■ Exercício proposto
Substitua "abismo" por "precipício" e transcreva a parte do trecho extraído que começa em "Jornalista Andrade Junior" e segue até "demonstrar muita coragem.".

====== Trecho extraído ======

Jornalista Andrade Junior

quarta-feira, 26 de dezembro de 2012

A flor que Victoria colheu


Dizem que o amor é uma flor delicada e da mais rara beleza, mas que nasceu e desabrochou bem na beira de um abismo, para que quem deseje pegá-la e desfrutar de sua formosura, fragrância e tudo o mais ue representa, tenha que demonstrar muita coragem.

O mundo inteiro chocou-se com o episódio ocorrido no colégio Sandy Hook, em Newtown, no estado americano de Connecticut, quando um psicopata, cujo nome não merece sequer ser mencionado, assassinou a tiros vinte crianças entre cinco e dez anos e seis adultos, incluindo a própria mãe. Imediatamente, a mídia mundial destacou o fato, mas, como sempre acontece nesses momentos de comoção, procurou capitalizar seus próprios interesses, sugerindo que, caso a posse de armas fosse proibida, a tragédia teria sido evitada. O presidente Obama, com seu populismo característico, está também tirando proveito do episódio, já se declarando a favor de mudanças radicais nas leis que regem o porte de armas nos Estados Unidos.
Isso não é verdade, pela mesma razão - para usar uma imagem popular – pela qual a culpa por um aluno ter tirado zero em uma prova não pode ser atribuída ao lápis com que fez a mesma... No triste caso de Newtown, a culpa não foi da arma e nem da legislação, ela foi simplesmente do assassino! Mas não pretendo aqui enveredar pela discussão sobre se o porte de armas deve ser ou não permitido, embora me sinta na obrigação moral de afirmar que qualquer cidadão de bem tem o direito de possuir armas para se defender dos que não são de bem. Aliás, parecem preocupantes as razões que estão por trás dessas frequentes tentativas de desarmamento das pessoas corretas, porque naquele plebiscito realizado há alguns anos no Brasil nosso povo manifestou-se maciçamente a favor do porte legal de armas para os cidadãos se defenderem.

====== Linhas de dados ======

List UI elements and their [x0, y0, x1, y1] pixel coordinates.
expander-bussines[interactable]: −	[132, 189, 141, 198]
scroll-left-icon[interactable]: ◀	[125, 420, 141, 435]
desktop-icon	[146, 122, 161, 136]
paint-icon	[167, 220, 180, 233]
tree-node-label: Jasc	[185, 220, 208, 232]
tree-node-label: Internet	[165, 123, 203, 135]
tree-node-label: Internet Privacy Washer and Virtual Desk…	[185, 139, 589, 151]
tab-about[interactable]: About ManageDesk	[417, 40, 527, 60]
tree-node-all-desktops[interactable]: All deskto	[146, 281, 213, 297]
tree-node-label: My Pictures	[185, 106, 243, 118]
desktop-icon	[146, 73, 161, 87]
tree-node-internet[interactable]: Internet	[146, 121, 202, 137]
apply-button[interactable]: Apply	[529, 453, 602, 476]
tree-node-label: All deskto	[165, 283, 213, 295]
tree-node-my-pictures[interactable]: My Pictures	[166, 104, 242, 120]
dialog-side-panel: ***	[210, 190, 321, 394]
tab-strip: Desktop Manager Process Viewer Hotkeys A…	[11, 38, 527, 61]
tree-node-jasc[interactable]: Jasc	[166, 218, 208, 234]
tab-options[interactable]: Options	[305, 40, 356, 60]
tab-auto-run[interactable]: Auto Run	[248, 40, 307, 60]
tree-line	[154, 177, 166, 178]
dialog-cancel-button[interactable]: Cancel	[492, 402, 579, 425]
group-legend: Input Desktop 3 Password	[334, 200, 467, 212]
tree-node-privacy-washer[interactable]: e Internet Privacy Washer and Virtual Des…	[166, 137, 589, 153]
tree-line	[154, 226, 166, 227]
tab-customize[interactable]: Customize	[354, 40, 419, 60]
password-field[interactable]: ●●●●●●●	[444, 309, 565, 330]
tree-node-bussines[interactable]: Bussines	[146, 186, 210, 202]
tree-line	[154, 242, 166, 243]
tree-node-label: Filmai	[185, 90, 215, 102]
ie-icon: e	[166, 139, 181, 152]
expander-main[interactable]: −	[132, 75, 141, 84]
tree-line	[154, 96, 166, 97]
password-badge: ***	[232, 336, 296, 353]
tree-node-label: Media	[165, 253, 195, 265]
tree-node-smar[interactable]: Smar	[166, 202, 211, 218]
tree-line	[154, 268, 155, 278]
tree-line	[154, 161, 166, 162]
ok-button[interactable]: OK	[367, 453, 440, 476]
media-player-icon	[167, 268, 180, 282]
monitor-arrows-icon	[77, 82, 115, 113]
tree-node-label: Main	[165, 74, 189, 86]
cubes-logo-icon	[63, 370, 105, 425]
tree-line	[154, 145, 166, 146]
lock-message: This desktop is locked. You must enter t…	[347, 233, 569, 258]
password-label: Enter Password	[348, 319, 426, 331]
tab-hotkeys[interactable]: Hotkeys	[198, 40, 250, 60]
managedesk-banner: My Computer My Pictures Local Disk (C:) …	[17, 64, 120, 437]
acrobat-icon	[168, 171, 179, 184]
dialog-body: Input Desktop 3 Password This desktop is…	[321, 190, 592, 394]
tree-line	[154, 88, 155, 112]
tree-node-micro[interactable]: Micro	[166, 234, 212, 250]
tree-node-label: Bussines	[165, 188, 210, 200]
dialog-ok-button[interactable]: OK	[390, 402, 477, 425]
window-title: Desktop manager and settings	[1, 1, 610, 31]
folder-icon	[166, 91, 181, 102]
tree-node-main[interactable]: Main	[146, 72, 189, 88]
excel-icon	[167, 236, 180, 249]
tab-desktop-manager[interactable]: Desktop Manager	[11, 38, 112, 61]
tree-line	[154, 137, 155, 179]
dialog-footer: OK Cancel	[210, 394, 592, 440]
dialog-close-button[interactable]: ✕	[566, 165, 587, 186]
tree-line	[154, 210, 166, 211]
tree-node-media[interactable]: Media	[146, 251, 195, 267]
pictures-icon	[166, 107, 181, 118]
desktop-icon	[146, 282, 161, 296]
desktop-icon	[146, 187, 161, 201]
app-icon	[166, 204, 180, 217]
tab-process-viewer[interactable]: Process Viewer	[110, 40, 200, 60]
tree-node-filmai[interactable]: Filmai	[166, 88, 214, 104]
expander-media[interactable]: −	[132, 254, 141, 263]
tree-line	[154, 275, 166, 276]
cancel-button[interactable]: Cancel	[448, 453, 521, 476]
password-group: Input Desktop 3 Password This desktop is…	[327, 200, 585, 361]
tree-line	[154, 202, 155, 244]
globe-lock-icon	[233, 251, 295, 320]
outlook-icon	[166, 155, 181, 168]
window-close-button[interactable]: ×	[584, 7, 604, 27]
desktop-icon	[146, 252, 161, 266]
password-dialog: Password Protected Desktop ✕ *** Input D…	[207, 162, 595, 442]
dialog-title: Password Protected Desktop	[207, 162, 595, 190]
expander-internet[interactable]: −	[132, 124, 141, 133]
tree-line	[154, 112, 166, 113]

======

■ Resultado abaixo
Jornalista Andrade Junior

quarta-feira, 26 de dezembro de 2012

A flor que Victoria colheu


Dizem que o amor é uma flor delicada e da mais rara beleza, mas que nasceu e desabrochou bem na beira de um precipício, para que quem deseje pegá-la e desfrutar de sua formosura, fragrância e tudo o mais ue representa, tenha que demonstrar muita coragem.